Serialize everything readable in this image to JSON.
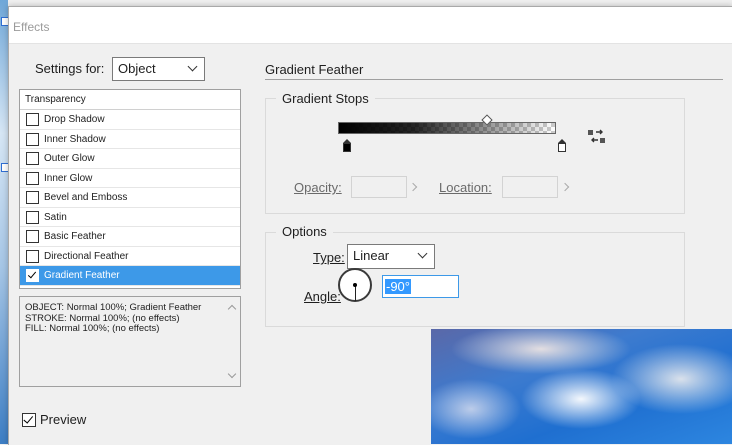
{
  "window": {
    "title": "Effects"
  },
  "settings": {
    "label": "Settings for:",
    "value": "Object"
  },
  "effects_list": {
    "header": "Transparency",
    "items": [
      {
        "label": "Drop Shadow",
        "checked": false
      },
      {
        "label": "Inner Shadow",
        "checked": false
      },
      {
        "label": "Outer Glow",
        "checked": false
      },
      {
        "label": "Inner Glow",
        "checked": false
      },
      {
        "label": "Bevel and Emboss",
        "checked": false
      },
      {
        "label": "Satin",
        "checked": false
      },
      {
        "label": "Basic Feather",
        "checked": false
      },
      {
        "label": "Directional Feather",
        "checked": false
      },
      {
        "label": "Gradient Feather",
        "checked": true,
        "selected": true
      }
    ]
  },
  "summary": {
    "lines": [
      "OBJECT: Normal 100%; Gradient Feather",
      "STROKE: Normal 100%; (no effects)",
      "FILL: Normal 100%; (no effects)"
    ]
  },
  "panel": {
    "title": "Gradient Feather",
    "gradient_stops": {
      "title": "Gradient Stops",
      "opacity_label": "Opacity:",
      "opacity_value": "",
      "location_label": "Location:",
      "location_value": ""
    },
    "options": {
      "title": "Options",
      "type_label": "Type:",
      "type_value": "Linear",
      "angle_label": "Angle:",
      "angle_value": "-90°"
    }
  },
  "preview": {
    "label": "Preview",
    "checked": true
  },
  "icons": {
    "reverse_gradient": "reverse-gradient-icon",
    "angle_dial": "angle-dial-icon"
  },
  "colors": {
    "selection": "#3d99e8",
    "dialog_bg": "#f0f0f0"
  }
}
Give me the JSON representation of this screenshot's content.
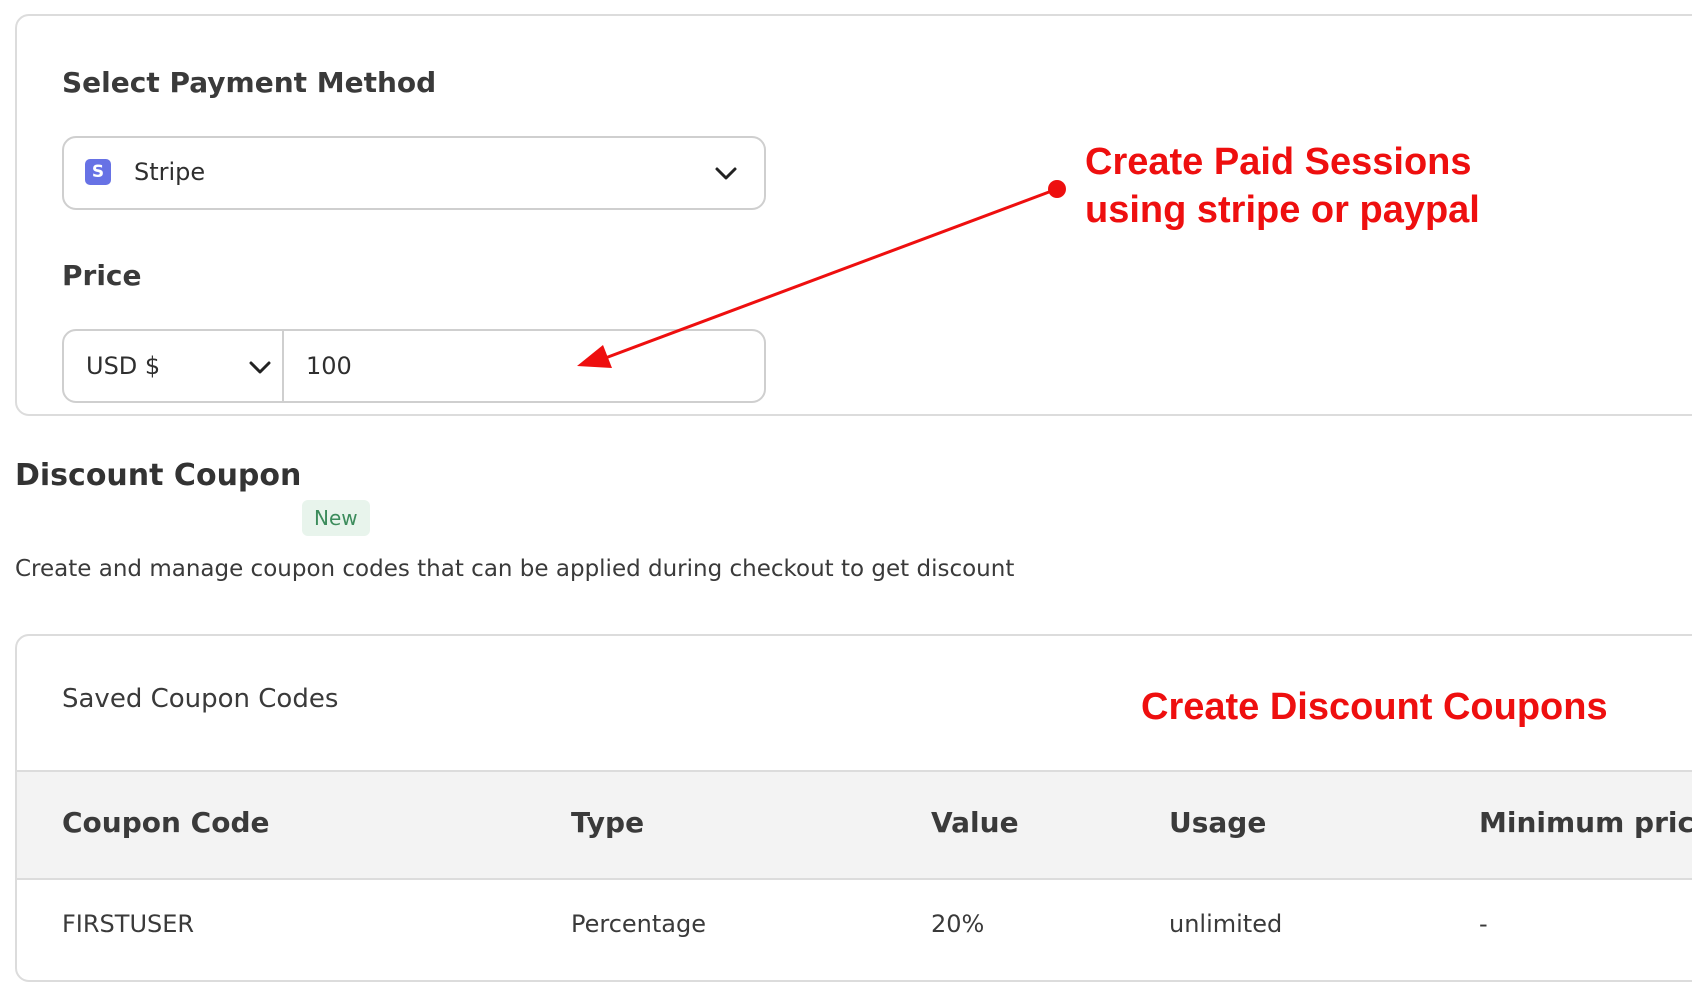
{
  "payment": {
    "method_label": "Select Payment Method",
    "method_value": "Stripe",
    "method_logo_letter": "S",
    "price_label": "Price",
    "currency_value": "USD $",
    "price_value": "100"
  },
  "discount": {
    "title": "Discount Coupon",
    "badge": "New",
    "description": "Create and manage coupon codes that can be applied during checkout to get discount"
  },
  "coupons": {
    "card_title": "Saved Coupon Codes",
    "columns": [
      "Coupon Code",
      "Type",
      "Value",
      "Usage",
      "Minimum price"
    ],
    "rows": [
      [
        "FIRSTUSER",
        "Percentage",
        "20%",
        "unlimited",
        "-"
      ]
    ]
  },
  "annotations": {
    "sessions_line1": "Create Paid Sessions",
    "sessions_line2": "using stripe or paypal",
    "coupons": "Create Discount Coupons"
  },
  "colors": {
    "annotation": "#ee0f0f",
    "stripe_brand": "#6772e5",
    "badge_bg": "#e8f4ec",
    "badge_text": "#3c8c5c"
  }
}
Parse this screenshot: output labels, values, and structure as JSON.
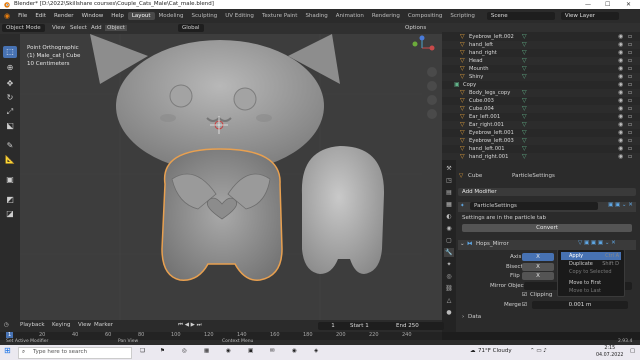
{
  "window": {
    "title": "Blender* [D:\\2022\\Skillshare courses\\Couple_Cats_Male\\Cat_male.blend]",
    "controls": [
      "—",
      "☐",
      "✕"
    ]
  },
  "menu": {
    "items": [
      "File",
      "Edit",
      "Render",
      "Window",
      "Help"
    ],
    "workspaces": [
      "Layout",
      "Modeling",
      "Sculpting",
      "UV Editing",
      "Texture Paint",
      "Shading",
      "Animation",
      "Rendering",
      "Compositing",
      "Scripting"
    ],
    "active_workspace": "Layout",
    "scene_label": "Scene",
    "view_layer_label": "View Layer"
  },
  "viewport_header": {
    "mode": "Object Mode",
    "menus": [
      "View",
      "Select",
      "Add",
      "Object"
    ],
    "transform": "Global",
    "options": "Options"
  },
  "viewport": {
    "info_line1": "Point Orthographic",
    "info_line2": "(1) Male_cat | Cube",
    "info_line3": "10 Centimeters"
  },
  "outliner": {
    "rows": [
      {
        "name": "Eyebrow_left.002",
        "indent": 2,
        "kind": "mesh"
      },
      {
        "name": "hand_left",
        "indent": 2,
        "kind": "mesh"
      },
      {
        "name": "hand_right",
        "indent": 2,
        "kind": "mesh"
      },
      {
        "name": "Head",
        "indent": 2,
        "kind": "mesh"
      },
      {
        "name": "Mounth",
        "indent": 2,
        "kind": "mesh"
      },
      {
        "name": "Shiny",
        "indent": 2,
        "kind": "mesh"
      },
      {
        "name": "Copy",
        "indent": 1,
        "kind": "collection"
      },
      {
        "name": "Body_legs_copy",
        "indent": 2,
        "kind": "mesh"
      },
      {
        "name": "Cube.003",
        "indent": 2,
        "kind": "mesh"
      },
      {
        "name": "Cube.004",
        "indent": 2,
        "kind": "mesh"
      },
      {
        "name": "Ear_left.001",
        "indent": 2,
        "kind": "mesh"
      },
      {
        "name": "Ear_right.001",
        "indent": 2,
        "kind": "mesh"
      },
      {
        "name": "Eyebrow_left.001",
        "indent": 2,
        "kind": "mesh"
      },
      {
        "name": "Eyebrow_left.003",
        "indent": 2,
        "kind": "mesh"
      },
      {
        "name": "hand_left.001",
        "indent": 2,
        "kind": "mesh"
      },
      {
        "name": "hand_right.001",
        "indent": 2,
        "kind": "mesh"
      }
    ]
  },
  "properties": {
    "object": "Cube",
    "particle_settings": "ParticleSettings",
    "add_modifier": "Add Modifier",
    "psys_name": "ParticleSettings",
    "psys_note": "Settings are in the particle tab",
    "convert_btn": "Convert",
    "mirror_name": "Hops_Mirror",
    "axis_label": "Axis",
    "bisect_label": "Bisect",
    "flip_label": "Flip",
    "x_label": "X",
    "mirror_object_label": "Mirror Object",
    "clipping_label": "Clipping",
    "merge_label": "Merge",
    "merge_value": "0.001 m",
    "data_label": "Data"
  },
  "context_menu": {
    "items": [
      {
        "label": "Apply",
        "shortcut": "Ctrl A",
        "state": "highlight"
      },
      {
        "label": "Duplicate",
        "shortcut": "Shift D",
        "state": "normal"
      },
      {
        "label": "Copy to Selected",
        "shortcut": "",
        "state": "disabled"
      },
      {
        "label": "Move to First",
        "shortcut": "",
        "state": "normal"
      },
      {
        "label": "Move to Last",
        "shortcut": "",
        "state": "disabled"
      }
    ]
  },
  "timeline": {
    "menus": [
      "Playback",
      "Keying",
      "View",
      "Marker"
    ],
    "current_frame": "1",
    "start_label": "Start",
    "start_value": "1",
    "end_label": "End",
    "end_value": "250",
    "ruler_ticks": [
      "1",
      "20",
      "40",
      "60",
      "80",
      "100",
      "120",
      "140",
      "160",
      "180",
      "200",
      "220",
      "240"
    ]
  },
  "statusbar": {
    "left": "Set Active Modifier",
    "middle1": "Pan View",
    "middle2": "Context Menu",
    "version": "2.93.4"
  },
  "taskbar": {
    "search_placeholder": "Type here to search",
    "weather": "71°F Cloudy",
    "time": "2:15",
    "date": "04.07.2022"
  },
  "colors": {
    "accent": "#4772b3",
    "selection_outline": "#e8a050",
    "collection_green": "#62b38a",
    "mesh_orange": "#e9a43c"
  }
}
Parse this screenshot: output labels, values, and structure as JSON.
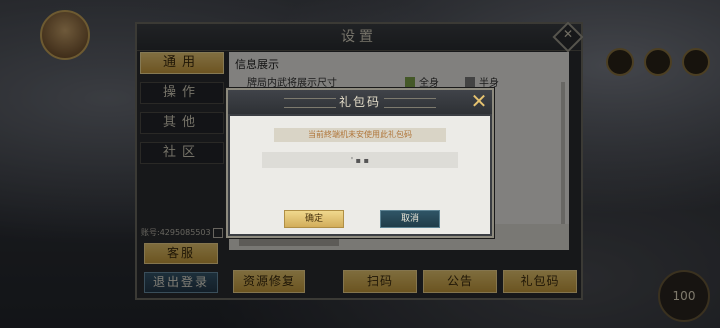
{
  "settings": {
    "title": "设置",
    "tabs": [
      {
        "label": "通用",
        "active": true
      },
      {
        "label": "操作",
        "active": false
      },
      {
        "label": "其他",
        "active": false
      },
      {
        "label": "社区",
        "active": false
      }
    ],
    "section_title": "信息展示",
    "display_row": {
      "label": "牌局内武将展示尺寸",
      "options": [
        {
          "label": "全身",
          "checked": true
        },
        {
          "label": "半身",
          "checked": false
        }
      ]
    },
    "account": "账号:4295085503",
    "service_button": "客服",
    "logout_button": "退出登录",
    "bottom_buttons": [
      "资源修复",
      "扫码",
      "公告",
      "礼包码"
    ]
  },
  "gift_dialog": {
    "title": "礼包码",
    "notice": "当前終端机未安使用此礼包码",
    "code_value": "' ▪ ▪",
    "confirm_label": "确定",
    "cancel_label": "取消"
  },
  "overlay_badge": "100",
  "colors": {
    "accent_gold": "#e6c670",
    "accent_blue": "#2f5566",
    "close_gold": "#e6c370"
  }
}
════════
Problem description:
Identify every line above with the string "Shadow" in it. Copy those lines.

Result below:
        "label": "Drop Shadow",
        "label": "Inner Shadow",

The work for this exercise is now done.